◆ DESCRIPTION OF THE TASK:
Please print the full listing exactly.

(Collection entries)
[start]
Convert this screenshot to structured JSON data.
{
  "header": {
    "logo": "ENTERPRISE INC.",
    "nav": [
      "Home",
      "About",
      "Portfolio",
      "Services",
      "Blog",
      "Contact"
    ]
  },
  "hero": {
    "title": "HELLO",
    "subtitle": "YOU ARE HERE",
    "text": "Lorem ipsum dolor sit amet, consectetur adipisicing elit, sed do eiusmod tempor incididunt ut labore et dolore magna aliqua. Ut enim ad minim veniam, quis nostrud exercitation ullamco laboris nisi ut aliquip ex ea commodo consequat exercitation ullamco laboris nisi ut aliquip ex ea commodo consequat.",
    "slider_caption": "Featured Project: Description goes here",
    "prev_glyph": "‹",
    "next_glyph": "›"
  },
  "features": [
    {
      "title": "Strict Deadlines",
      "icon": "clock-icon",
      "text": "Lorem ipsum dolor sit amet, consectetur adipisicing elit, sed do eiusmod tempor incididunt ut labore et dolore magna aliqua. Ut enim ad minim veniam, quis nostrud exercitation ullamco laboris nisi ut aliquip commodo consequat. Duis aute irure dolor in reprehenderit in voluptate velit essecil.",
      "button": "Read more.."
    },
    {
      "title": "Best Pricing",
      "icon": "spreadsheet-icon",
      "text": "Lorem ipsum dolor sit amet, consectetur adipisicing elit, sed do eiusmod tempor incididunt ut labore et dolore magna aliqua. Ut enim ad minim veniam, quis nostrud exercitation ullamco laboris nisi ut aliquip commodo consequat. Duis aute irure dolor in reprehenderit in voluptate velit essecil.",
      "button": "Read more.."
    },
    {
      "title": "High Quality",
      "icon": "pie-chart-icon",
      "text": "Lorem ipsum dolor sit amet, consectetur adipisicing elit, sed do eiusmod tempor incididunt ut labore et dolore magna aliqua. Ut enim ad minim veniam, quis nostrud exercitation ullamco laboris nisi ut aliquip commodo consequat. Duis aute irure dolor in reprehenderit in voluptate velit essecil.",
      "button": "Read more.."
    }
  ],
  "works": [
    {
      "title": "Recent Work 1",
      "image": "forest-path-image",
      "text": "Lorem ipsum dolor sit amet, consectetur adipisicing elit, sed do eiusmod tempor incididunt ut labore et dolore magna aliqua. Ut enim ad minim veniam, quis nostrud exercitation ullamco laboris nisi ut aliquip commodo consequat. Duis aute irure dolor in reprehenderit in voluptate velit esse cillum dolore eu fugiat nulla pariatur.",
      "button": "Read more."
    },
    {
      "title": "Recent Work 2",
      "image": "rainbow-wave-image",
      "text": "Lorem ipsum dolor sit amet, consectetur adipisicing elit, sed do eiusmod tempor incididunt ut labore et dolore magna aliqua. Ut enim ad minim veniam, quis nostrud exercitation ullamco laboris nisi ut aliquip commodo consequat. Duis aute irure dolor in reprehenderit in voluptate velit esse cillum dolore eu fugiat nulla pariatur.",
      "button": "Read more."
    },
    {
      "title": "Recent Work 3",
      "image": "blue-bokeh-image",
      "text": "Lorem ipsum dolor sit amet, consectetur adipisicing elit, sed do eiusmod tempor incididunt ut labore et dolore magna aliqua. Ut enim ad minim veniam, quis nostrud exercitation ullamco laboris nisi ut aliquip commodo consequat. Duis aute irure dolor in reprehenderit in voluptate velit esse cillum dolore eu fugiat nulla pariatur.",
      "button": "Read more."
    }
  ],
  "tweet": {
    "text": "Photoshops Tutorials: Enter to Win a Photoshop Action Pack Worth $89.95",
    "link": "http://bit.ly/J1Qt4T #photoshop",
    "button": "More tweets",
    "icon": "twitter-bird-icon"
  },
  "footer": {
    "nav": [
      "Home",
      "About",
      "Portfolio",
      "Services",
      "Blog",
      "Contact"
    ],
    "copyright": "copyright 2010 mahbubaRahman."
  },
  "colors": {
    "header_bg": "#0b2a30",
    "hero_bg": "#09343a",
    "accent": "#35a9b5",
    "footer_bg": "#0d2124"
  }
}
[end]
◆ WRITTEN RESPONSE:
Convert this screenshot to structured JSON data.
{
  "header": {
    "logo": "ENTERPRISE INC.",
    "nav": [
      "Home",
      "About",
      "Portfolio",
      "Services",
      "Blog",
      "Contact"
    ]
  },
  "hero": {
    "title": "HELLO",
    "subtitle": "YOU ARE HERE",
    "text": "Lorem ipsum dolor sit amet, consectetur adipisicing elit, sed do eiusmod tempor incididunt ut labore et dolore magna aliqua. Ut enim ad minim veniam, quis nostrud exercitation ullamco laboris nisi ut aliquip ex ea commodo consequat exercitation ullamco laboris nisi ut aliquip ex ea commodo consequat.",
    "slider_caption": "Featured Project: Description goes here",
    "prev_glyph": "‹",
    "next_glyph": "›"
  },
  "features": [
    {
      "title": "Strict Deadlines",
      "icon": "clock-icon",
      "text": "Lorem ipsum dolor sit amet, consectetur adipisicing elit, sed do eiusmod tempor incididunt ut labore et dolore magna aliqua. Ut enim ad minim veniam, quis nostrud exercitation ullamco laboris nisi ut aliquip commodo consequat. Duis aute irure dolor in reprehenderit in voluptate velit essecil.",
      "button": "Read more.."
    },
    {
      "title": "Best Pricing",
      "icon": "spreadsheet-icon",
      "text": "Lorem ipsum dolor sit amet, consectetur adipisicing elit, sed do eiusmod tempor incididunt ut labore et dolore magna aliqua. Ut enim ad minim veniam, quis nostrud exercitation ullamco laboris nisi ut aliquip commodo consequat. Duis aute irure dolor in reprehenderit in voluptate velit essecil.",
      "button": "Read more.."
    },
    {
      "title": "High Quality",
      "icon": "pie-chart-icon",
      "text": "Lorem ipsum dolor sit amet, consectetur adipisicing elit, sed do eiusmod tempor incididunt ut labore et dolore magna aliqua. Ut enim ad minim veniam, quis nostrud exercitation ullamco laboris nisi ut aliquip commodo consequat. Duis aute irure dolor in reprehenderit in voluptate velit essecil.",
      "button": "Read more.."
    }
  ],
  "works": [
    {
      "title": "Recent Work 1",
      "image": "forest-path-image",
      "text": "Lorem ipsum dolor sit amet, consectetur adipisicing elit, sed do eiusmod tempor incididunt ut labore et dolore magna aliqua. Ut enim ad minim veniam, quis nostrud exercitation ullamco laboris nisi ut aliquip commodo consequat. Duis aute irure dolor in reprehenderit in voluptate velit esse cillum dolore eu fugiat nulla pariatur.",
      "button": "Read more."
    },
    {
      "title": "Recent Work 2",
      "image": "rainbow-wave-image",
      "text": "Lorem ipsum dolor sit amet, consectetur adipisicing elit, sed do eiusmod tempor incididunt ut labore et dolore magna aliqua. Ut enim ad minim veniam, quis nostrud exercitation ullamco laboris nisi ut aliquip commodo consequat. Duis aute irure dolor in reprehenderit in voluptate velit esse cillum dolore eu fugiat nulla pariatur.",
      "button": "Read more."
    },
    {
      "title": "Recent Work 3",
      "image": "blue-bokeh-image",
      "text": "Lorem ipsum dolor sit amet, consectetur adipisicing elit, sed do eiusmod tempor incididunt ut labore et dolore magna aliqua. Ut enim ad minim veniam, quis nostrud exercitation ullamco laboris nisi ut aliquip commodo consequat. Duis aute irure dolor in reprehenderit in voluptate velit esse cillum dolore eu fugiat nulla pariatur.",
      "button": "Read more."
    }
  ],
  "tweet": {
    "text": "Photoshops Tutorials: Enter to Win a Photoshop Action Pack Worth $89.95",
    "link": "http://bit.ly/J1Qt4T #photoshop",
    "button": "More tweets",
    "icon": "twitter-bird-icon"
  },
  "footer": {
    "nav": [
      "Home",
      "About",
      "Portfolio",
      "Services",
      "Blog",
      "Contact"
    ],
    "copyright": "copyright 2010 mahbubaRahman."
  },
  "colors": {
    "header_bg": "#0b2a30",
    "hero_bg": "#09343a",
    "accent": "#35a9b5",
    "footer_bg": "#0d2124"
  }
}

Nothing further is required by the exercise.